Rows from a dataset
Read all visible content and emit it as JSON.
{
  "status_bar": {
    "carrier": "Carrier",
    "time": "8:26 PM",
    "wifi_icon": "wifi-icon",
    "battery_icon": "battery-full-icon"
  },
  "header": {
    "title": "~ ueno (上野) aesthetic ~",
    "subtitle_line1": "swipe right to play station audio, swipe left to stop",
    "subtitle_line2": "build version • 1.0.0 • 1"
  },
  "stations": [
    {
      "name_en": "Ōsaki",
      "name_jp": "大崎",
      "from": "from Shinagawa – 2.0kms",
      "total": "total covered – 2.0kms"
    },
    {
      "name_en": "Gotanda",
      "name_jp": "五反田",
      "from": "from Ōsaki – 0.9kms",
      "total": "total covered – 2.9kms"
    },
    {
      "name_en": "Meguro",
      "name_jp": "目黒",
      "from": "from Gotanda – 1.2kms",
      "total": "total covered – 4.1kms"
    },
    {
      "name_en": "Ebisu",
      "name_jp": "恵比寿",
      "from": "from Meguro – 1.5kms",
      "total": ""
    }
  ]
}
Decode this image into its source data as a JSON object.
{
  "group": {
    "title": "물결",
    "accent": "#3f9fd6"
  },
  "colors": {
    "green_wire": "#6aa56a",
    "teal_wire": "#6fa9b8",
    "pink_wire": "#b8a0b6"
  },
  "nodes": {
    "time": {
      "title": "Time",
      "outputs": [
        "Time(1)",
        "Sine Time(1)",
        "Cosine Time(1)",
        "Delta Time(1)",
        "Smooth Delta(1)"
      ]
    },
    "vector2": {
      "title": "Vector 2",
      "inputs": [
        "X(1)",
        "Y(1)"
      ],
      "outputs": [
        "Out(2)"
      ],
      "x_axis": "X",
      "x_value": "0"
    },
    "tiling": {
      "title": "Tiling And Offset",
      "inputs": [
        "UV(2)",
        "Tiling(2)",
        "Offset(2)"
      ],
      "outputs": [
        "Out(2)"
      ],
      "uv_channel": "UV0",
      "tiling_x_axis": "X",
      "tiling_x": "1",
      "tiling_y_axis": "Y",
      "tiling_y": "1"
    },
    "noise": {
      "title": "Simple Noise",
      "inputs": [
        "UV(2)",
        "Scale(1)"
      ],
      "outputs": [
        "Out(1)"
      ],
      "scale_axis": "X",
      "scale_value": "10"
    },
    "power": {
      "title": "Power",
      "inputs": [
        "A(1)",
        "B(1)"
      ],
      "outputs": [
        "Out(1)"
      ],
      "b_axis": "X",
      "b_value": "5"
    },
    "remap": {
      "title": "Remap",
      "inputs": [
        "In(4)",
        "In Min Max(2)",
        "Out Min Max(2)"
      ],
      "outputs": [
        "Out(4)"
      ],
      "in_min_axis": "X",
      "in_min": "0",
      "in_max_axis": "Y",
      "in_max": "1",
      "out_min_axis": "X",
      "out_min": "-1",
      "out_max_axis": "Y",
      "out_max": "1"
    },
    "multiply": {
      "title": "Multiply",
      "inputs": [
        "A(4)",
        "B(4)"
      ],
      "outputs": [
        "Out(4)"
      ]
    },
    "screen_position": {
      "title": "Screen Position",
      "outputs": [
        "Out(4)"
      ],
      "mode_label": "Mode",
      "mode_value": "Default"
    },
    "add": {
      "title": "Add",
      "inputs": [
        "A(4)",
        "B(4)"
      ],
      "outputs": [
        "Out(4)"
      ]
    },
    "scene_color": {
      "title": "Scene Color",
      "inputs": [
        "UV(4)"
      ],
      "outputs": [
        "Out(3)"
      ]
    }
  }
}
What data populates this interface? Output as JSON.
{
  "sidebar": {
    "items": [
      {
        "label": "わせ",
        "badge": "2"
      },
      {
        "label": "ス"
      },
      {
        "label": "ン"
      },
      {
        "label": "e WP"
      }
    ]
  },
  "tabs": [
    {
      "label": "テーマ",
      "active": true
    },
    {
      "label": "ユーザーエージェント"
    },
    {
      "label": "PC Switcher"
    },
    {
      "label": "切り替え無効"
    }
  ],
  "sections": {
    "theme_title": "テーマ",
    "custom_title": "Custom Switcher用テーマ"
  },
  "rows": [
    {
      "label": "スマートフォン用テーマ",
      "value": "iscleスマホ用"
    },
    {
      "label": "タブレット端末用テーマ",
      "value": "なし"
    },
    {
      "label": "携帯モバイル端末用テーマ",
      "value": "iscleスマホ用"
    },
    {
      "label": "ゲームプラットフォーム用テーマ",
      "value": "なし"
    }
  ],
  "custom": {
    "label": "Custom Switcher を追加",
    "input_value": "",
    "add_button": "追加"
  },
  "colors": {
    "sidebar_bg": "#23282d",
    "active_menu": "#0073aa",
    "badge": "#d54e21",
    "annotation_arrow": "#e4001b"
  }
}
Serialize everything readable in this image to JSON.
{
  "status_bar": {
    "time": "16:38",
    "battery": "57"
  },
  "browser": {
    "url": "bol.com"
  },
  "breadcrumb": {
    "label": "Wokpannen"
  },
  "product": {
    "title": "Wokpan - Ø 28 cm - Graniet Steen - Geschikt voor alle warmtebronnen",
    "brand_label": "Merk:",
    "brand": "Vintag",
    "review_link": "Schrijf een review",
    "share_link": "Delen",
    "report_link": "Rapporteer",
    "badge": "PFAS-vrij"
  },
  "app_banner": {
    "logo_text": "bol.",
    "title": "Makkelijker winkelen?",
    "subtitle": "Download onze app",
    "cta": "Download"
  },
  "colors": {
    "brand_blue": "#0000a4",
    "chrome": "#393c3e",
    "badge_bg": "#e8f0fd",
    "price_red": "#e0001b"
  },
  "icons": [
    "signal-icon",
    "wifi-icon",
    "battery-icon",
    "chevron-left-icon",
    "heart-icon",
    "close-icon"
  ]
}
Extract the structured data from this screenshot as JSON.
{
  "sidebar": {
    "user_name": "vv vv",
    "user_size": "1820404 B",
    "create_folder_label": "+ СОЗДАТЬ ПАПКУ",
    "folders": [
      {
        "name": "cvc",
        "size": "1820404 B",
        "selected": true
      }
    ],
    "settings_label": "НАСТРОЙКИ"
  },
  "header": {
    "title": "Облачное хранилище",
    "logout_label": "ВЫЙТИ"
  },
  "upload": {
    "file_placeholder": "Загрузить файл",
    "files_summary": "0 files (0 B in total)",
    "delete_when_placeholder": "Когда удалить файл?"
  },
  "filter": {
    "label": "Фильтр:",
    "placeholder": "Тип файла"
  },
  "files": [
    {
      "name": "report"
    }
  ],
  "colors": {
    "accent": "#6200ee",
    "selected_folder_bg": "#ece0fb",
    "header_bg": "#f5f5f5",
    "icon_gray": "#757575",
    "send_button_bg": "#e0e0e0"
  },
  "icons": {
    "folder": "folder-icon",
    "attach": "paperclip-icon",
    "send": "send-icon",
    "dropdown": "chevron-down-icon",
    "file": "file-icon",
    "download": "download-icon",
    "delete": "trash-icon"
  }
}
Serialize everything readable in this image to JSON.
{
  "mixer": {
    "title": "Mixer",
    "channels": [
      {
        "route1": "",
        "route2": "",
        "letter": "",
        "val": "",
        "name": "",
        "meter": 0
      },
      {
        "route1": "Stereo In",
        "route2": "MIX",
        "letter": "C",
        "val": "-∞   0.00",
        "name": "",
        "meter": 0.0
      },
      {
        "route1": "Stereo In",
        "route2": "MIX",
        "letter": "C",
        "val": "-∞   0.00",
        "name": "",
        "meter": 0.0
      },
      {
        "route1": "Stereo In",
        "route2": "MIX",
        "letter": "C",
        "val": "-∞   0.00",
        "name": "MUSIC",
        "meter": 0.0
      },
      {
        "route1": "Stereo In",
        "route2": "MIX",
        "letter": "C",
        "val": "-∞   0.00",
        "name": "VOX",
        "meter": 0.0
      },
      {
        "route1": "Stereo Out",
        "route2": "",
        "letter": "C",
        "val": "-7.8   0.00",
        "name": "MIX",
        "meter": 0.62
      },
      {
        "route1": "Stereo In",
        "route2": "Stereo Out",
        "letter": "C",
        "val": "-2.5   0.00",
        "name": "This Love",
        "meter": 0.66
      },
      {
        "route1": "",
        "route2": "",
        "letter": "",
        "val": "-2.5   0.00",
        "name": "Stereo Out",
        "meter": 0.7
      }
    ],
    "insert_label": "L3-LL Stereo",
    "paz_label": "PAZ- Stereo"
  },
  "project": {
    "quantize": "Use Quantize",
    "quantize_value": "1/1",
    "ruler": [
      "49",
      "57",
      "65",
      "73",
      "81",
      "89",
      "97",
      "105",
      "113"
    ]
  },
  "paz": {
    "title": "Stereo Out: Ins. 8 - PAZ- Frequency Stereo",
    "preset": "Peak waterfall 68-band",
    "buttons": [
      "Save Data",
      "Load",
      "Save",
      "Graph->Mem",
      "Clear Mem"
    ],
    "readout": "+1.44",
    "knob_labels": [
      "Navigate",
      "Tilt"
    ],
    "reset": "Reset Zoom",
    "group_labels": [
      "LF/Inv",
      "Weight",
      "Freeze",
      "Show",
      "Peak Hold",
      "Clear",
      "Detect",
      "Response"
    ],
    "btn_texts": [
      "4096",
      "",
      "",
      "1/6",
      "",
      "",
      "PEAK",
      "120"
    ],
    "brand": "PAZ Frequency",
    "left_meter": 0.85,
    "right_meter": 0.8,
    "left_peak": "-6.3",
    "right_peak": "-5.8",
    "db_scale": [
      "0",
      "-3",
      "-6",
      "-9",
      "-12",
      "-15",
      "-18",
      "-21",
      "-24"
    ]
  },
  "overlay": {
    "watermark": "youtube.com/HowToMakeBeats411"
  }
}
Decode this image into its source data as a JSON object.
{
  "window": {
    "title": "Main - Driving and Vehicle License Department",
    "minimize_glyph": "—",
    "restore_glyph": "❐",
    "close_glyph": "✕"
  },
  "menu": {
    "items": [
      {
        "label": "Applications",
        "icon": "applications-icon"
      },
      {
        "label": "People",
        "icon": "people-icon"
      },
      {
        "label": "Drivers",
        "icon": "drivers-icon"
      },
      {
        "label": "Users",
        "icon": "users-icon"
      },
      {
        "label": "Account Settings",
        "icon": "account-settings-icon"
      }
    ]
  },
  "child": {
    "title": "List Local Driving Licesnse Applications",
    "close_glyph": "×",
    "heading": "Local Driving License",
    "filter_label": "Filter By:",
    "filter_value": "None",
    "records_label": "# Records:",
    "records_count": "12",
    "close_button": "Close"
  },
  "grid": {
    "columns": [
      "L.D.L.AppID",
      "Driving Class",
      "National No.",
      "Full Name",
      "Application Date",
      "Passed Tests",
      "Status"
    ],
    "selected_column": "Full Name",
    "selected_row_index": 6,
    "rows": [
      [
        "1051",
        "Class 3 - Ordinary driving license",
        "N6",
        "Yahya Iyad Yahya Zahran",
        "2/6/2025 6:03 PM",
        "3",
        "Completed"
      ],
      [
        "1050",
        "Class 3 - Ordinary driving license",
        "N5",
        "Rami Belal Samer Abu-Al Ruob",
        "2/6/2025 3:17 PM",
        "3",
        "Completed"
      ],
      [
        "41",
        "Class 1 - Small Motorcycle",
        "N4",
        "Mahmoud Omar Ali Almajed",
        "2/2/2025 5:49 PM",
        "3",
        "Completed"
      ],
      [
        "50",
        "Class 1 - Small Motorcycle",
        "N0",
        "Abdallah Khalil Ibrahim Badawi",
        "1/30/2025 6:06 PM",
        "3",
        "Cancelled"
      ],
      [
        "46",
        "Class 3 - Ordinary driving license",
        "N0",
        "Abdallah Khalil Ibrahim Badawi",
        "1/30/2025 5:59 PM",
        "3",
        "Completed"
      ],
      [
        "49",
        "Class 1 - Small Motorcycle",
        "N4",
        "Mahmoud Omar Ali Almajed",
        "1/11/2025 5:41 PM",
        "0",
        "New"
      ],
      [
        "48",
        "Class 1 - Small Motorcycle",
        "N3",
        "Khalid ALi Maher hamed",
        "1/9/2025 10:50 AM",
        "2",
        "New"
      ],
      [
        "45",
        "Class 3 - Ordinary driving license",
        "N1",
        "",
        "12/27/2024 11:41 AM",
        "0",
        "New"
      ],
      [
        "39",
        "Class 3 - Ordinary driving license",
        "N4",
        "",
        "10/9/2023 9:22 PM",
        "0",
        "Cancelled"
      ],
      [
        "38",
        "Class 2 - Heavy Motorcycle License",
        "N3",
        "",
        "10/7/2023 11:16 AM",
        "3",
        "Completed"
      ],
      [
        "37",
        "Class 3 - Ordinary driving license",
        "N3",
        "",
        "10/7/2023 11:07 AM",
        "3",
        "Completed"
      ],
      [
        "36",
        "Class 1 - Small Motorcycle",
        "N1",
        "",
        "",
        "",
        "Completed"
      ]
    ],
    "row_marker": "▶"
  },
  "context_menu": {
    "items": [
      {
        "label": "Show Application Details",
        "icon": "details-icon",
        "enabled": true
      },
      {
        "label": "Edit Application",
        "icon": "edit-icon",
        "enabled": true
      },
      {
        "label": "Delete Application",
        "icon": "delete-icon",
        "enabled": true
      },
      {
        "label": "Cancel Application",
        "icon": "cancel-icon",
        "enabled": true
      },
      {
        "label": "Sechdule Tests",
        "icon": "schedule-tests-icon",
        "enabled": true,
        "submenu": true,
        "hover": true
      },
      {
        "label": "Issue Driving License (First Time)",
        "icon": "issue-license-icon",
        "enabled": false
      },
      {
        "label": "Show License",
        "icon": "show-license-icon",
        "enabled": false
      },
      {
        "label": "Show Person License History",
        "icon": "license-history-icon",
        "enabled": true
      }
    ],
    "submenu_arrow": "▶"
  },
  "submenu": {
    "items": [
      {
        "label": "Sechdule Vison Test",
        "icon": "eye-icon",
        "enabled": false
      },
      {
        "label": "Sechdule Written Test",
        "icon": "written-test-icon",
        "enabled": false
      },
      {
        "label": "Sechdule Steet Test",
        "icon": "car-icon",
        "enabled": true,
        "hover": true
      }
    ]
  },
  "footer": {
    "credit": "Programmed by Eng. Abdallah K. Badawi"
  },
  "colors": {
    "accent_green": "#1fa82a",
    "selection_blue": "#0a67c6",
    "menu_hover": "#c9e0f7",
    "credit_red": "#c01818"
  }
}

Stated goal: Determine how many lines of the records above contain the word "Gotanda", and report only that number.

The reply: 2